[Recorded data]

------------------------------------------------------------------------

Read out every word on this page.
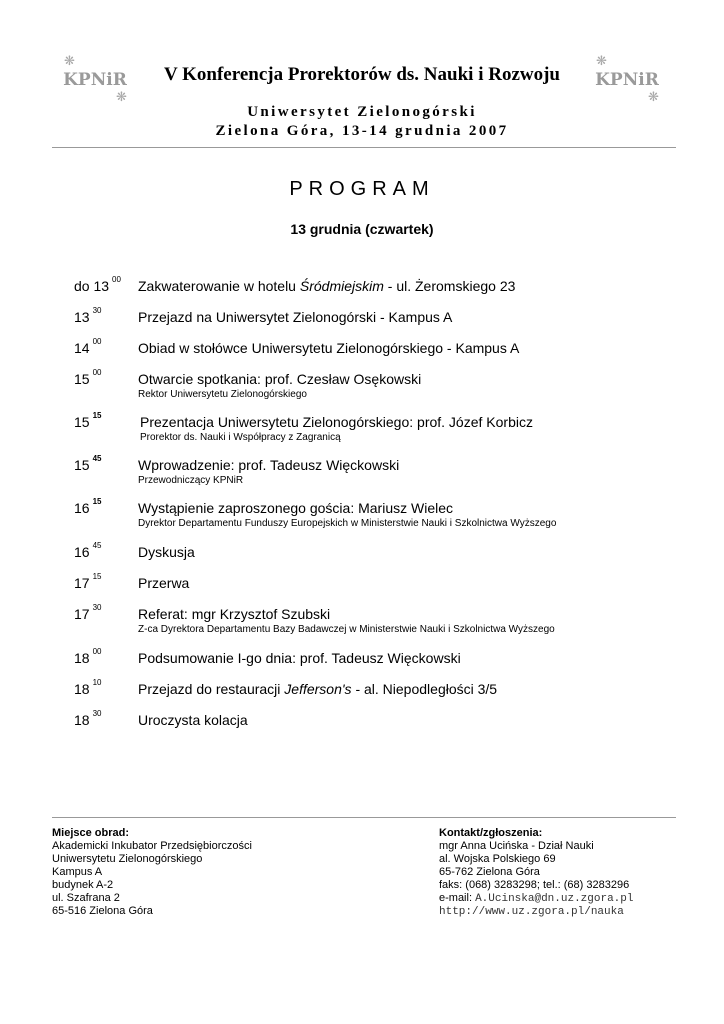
❋
KPNiR
❋
❋
KPNiR
❋
V Konferencja Prorektorów ds. Nauki i Rozwoju
Uniwersytet Zielonogórski
Zielona Góra, 13-14 grudnia 2007
PROGRAM
13 grudnia (czwartek)
do 13 $^{00}$ Zakwaterowanie w hotelu Śródmiejskim - ul. Żeromskiego 23
13 $^{30}$	Przejazd na Uniwersytet Zielonogórski - Kampus A
14 $^{00}$	Obiad w stołówce Uniwersytetu Zielonogórskiego - Kampus A
15 $^{00}$	Otwarcie spotkania: prof. Czesław Osękowski
Rektor Uniwersytetu Zielonogórskiego
15 $^{15}$	Prezentacja Uniwersytetu Zielonogórskiego: prof. Józef Korbicz
Prorektor ds. Nauki i Współpracy z Zagranicą
15 $^{45}$	Wprowadzenie: prof. Tadeusz Więckowski
Przewodniczący KPNiR
16 $^{15}$	Wystąpienie zaproszonego gościa: Mariusz Wielec
Dyrektor Departamentu Funduszy Europejskich w Ministerstwie Nauki i Szkolnictwa Wyższego
16 $^{45}$	Dyskusja
17 $^{15}$	Przerwa
17 $^{30}$	Referat: mgr Krzysztof Szubski
Z-ca Dyrektora Departamentu Bazy Badawczej w Ministerstwie Nauki i Szkolnictwa Wyższego
18 $^{00}$	Podsumowanie I-go dnia: prof. Tadeusz Więckowski
18 $^{10}$	Przejazd do restauracji Jefferson's - al. Niepodległości 3/5
18 $^{30}$	Uroczysta kolacja
Miejsce obrad:
Akademicki Inkubator Przedsiębiorczości
Uniwersytetu Zielonogórskiego
Kampus A
budynek A-2
ul. Szafrana 2
65-516 Zielona Góra
Kontakt/zgłoszenia:
mgr Anna Ucińska - Dział Nauki
al. Wojska Polskiego 69
65-762 Zielona Góra
faks: (068) 3283298; tel.: (68) 3283296
e-mail: A.Ucinska@dn.uz.zgora.pl
http://www.uz.zgora.pl/nauka
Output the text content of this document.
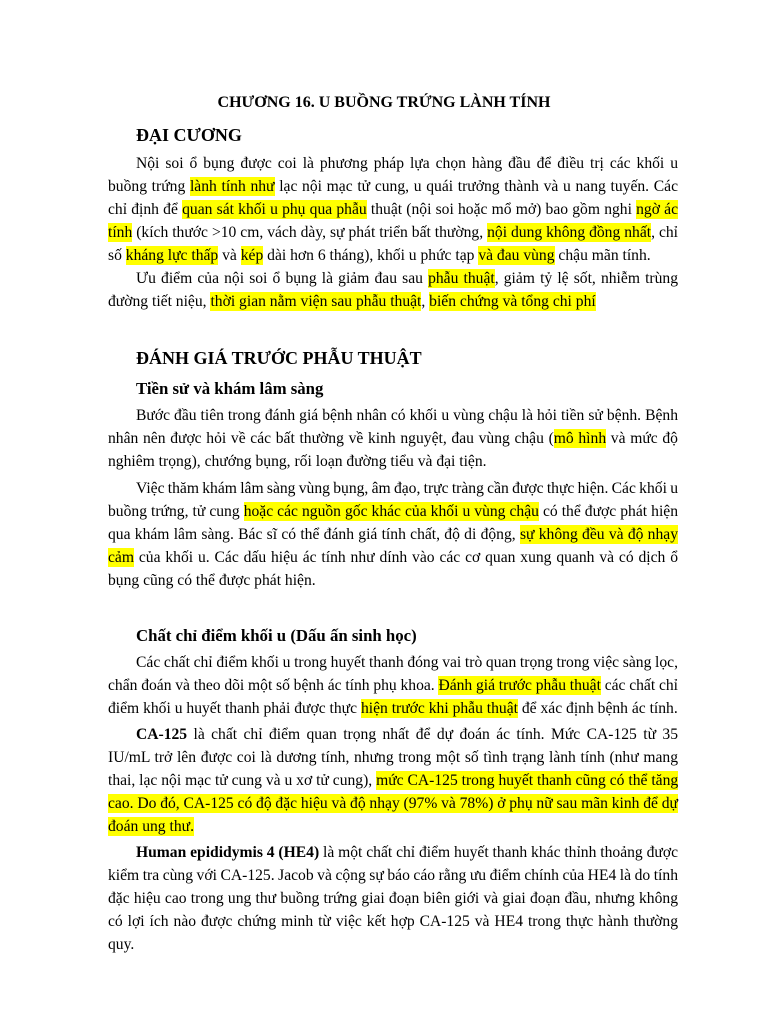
CHƯƠNG 16. U BUỒNG TRỨNG LÀNH TÍNH
ĐẠI CƯƠNG
Nội soi ổ bụng được coi là phương pháp lựa chọn hàng đầu để điều trị các khối u
buồng trứng lành tính như lạc nội mạc tử cung, u quái trưởng thành và u nang tuyến. Các
chỉ định để quan sát khối u phụ qua phẫu thuật (nội soi hoặc mổ mở) bao gồm nghi ngờ ác
tính (kích thước >10 cm, vách dày, sự phát triển bất thường, nội dung không đồng nhất, chỉ
số kháng lực thấp và kép dài hơn 6 tháng), khối u phức tạp và đau vùng chậu mãn tính.
Ưu điểm của nội soi ổ bụng là giảm đau sau phẫu thuật, giảm tỷ lệ sốt, nhiễm trùng
đường tiết niệu, thời gian nằm viện sau phẫu thuật, biến chứng và tổng chi phí
ĐÁNH GIÁ TRƯỚC PHẪU THUẬT
Tiền sử và khám lâm sàng
Bước đầu tiên trong đánh giá bệnh nhân có khối u vùng chậu là hỏi tiền sử bệnh. Bệnh
nhân nên được hỏi về các bất thường về kinh nguyệt, đau vùng chậu (mô hình và mức độ
nghiêm trọng), chướng bụng, rối loạn đường tiểu và đại tiện.
Việc thăm khám lâm sàng vùng bụng, âm đạo, trực tràng cần được thực hiện. Các khối u
buồng trứng, tử cung hoặc các nguồn gốc khác của khối u vùng chậu có thể được phát hiện
qua khám lâm sàng. Bác sĩ có thể đánh giá tính chất, độ di động, sự không đều và độ nhạy
cảm của khối u. Các dấu hiệu ác tính như dính vào các cơ quan xung quanh và có dịch ổ
bụng cũng có thể được phát hiện.
Chất chỉ điểm khối u (Dấu ấn sinh học)
Các chất chỉ điểm khối u trong huyết thanh đóng vai trò quan trọng trong việc sàng lọc,
chẩn đoán và theo dõi một số bệnh ác tính phụ khoa. Đánh giá trước phẫu thuật các chất chỉ
điểm khối u huyết thanh phải được thực hiện trước khi phẫu thuật để xác định bệnh ác tính.
CA-125 là chất chỉ điểm quan trọng nhất để dự đoán ác tính. Mức CA-125 từ 35
IU/mL trở lên được coi là dương tính, nhưng trong một số tình trạng lành tính (như mang
thai, lạc nội mạc tử cung và u xơ tử cung), mức CA-125 trong huyết thanh cũng có thể tăng
cao. Do đó, CA-125 có độ đặc hiệu và độ nhạy (97% và 78%) ở phụ nữ sau mãn kinh để dự
đoán ung thư.
Human epididymis 4 (HE4) là một chất chỉ điểm huyết thanh khác thỉnh thoảng được
kiểm tra cùng với CA-125. Jacob và cộng sự báo cáo rằng ưu điểm chính của HE4 là do tính
đặc hiệu cao trong ung thư buồng trứng giai đoạn biên giới và giai đoạn đầu, nhưng không
có lợi ích nào được chứng minh từ việc kết hợp CA-125 và HE4 trong thực hành thường
quy.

------------------------------------------------------------------------

## WHAT IS ASKED
Print out the lines exactly, skipping any picture.

## COMPLETE RESPONSE
Read out every word on this page.
❋
KPNiR
❋
❋
KPNiR
❋
V Konferencja Prorektorów ds. Nauki i Rozwoju
Uniwersytet Zielonogórski
Zielona Góra, 13-14 grudnia 2007
PROGRAM
13 grudnia (czwartek)
do 13 $^{00}$ Zakwaterowanie w hotelu Śródmiejskim - ul. Żeromskiego 23
13 $^{30}$	Przejazd na Uniwersytet Zielonogórski - Kampus A
14 $^{00}$	Obiad w stołówce Uniwersytetu Zielonogórskiego - Kampus A
15 $^{00}$	Otwarcie spotkania: prof. Czesław Osękowski
Rektor Uniwersytetu Zielonogórskiego
15 $^{15}$	Prezentacja Uniwersytetu Zielonogórskiego: prof. Józef Korbicz
Prorektor ds. Nauki i Współpracy z Zagranicą
15 $^{45}$	Wprowadzenie: prof. Tadeusz Więckowski
Przewodniczący KPNiR
16 $^{15}$	Wystąpienie zaproszonego gościa: Mariusz Wielec
Dyrektor Departamentu Funduszy Europejskich w Ministerstwie Nauki i Szkolnictwa Wyższego
16 $^{45}$	Dyskusja
17 $^{15}$	Przerwa
17 $^{30}$	Referat: mgr Krzysztof Szubski
Z-ca Dyrektora Departamentu Bazy Badawczej w Ministerstwie Nauki i Szkolnictwa Wyższego
18 $^{00}$	Podsumowanie I-go dnia: prof. Tadeusz Więckowski
18 $^{10}$	Przejazd do restauracji Jefferson's - al. Niepodległości 3/5
18 $^{30}$	Uroczysta kolacja
Miejsce obrad:
Akademicki Inkubator Przedsiębiorczości
Uniwersytetu Zielonogórskiego
Kampus A
budynek A-2
ul. Szafrana 2
65-516 Zielona Góra
Kontakt/zgłoszenia:
mgr Anna Ucińska - Dział Nauki
al. Wojska Polskiego 69
65-762 Zielona Góra
faks: (068) 3283298; tel.: (68) 3283296
e-mail: A.Ucinska@dn.uz.zgora.pl
http://www.uz.zgora.pl/nauka
Output the text content of this document.
CHƯƠNG 16. U BUỒNG TRỨNG LÀNH TÍNH
ĐẠI CƯƠNG
Nội soi ổ bụng được coi là phương pháp lựa chọn hàng đầu để điều trị các khối u
buồng trứng lành tính như lạc nội mạc tử cung, u quái trưởng thành và u nang tuyến. Các
chỉ định để quan sát khối u phụ qua phẫu thuật (nội soi hoặc mổ mở) bao gồm nghi ngờ ác
tính (kích thước >10 cm, vách dày, sự phát triển bất thường, nội dung không đồng nhất, chỉ
số kháng lực thấp và kép dài hơn 6 tháng), khối u phức tạp và đau vùng chậu mãn tính.
Ưu điểm của nội soi ổ bụng là giảm đau sau phẫu thuật, giảm tỷ lệ sốt, nhiễm trùng
đường tiết niệu, thời gian nằm viện sau phẫu thuật, biến chứng và tổng chi phí
ĐÁNH GIÁ TRƯỚC PHẪU THUẬT
Tiền sử và khám lâm sàng
Bước đầu tiên trong đánh giá bệnh nhân có khối u vùng chậu là hỏi tiền sử bệnh. Bệnh
nhân nên được hỏi về các bất thường về kinh nguyệt, đau vùng chậu (mô hình và mức độ
nghiêm trọng), chướng bụng, rối loạn đường tiểu và đại tiện.
Việc thăm khám lâm sàng vùng bụng, âm đạo, trực tràng cần được thực hiện. Các khối u
buồng trứng, tử cung hoặc các nguồn gốc khác của khối u vùng chậu có thể được phát hiện
qua khám lâm sàng. Bác sĩ có thể đánh giá tính chất, độ di động, sự không đều và độ nhạy
cảm của khối u. Các dấu hiệu ác tính như dính vào các cơ quan xung quanh và có dịch ổ
bụng cũng có thể được phát hiện.
Chất chỉ điểm khối u (Dấu ấn sinh học)
Các chất chỉ điểm khối u trong huyết thanh đóng vai trò quan trọng trong việc sàng lọc,
chẩn đoán và theo dõi một số bệnh ác tính phụ khoa. Đánh giá trước phẫu thuật các chất chỉ
điểm khối u huyết thanh phải được thực hiện trước khi phẫu thuật để xác định bệnh ác tính.
CA-125 là chất chỉ điểm quan trọng nhất để dự đoán ác tính. Mức CA-125 từ 35
IU/mL trở lên được coi là dương tính, nhưng trong một số tình trạng lành tính (như mang
thai, lạc nội mạc tử cung và u xơ tử cung), mức CA-125 trong huyết thanh cũng có thể tăng
cao. Do đó, CA-125 có độ đặc hiệu và độ nhạy (97% và 78%) ở phụ nữ sau mãn kinh để dự
đoán ung thư.
Human epididymis 4 (HE4) là một chất chỉ điểm huyết thanh khác thỉnh thoảng được
kiểm tra cùng với CA-125. Jacob và cộng sự báo cáo rằng ưu điểm chính của HE4 là do tính
đặc hiệu cao trong ung thư buồng trứng giai đoạn biên giới và giai đoạn đầu, nhưng không
có lợi ích nào được chứng minh từ việc kết hợp CA-125 và HE4 trong thực hành thường
quy.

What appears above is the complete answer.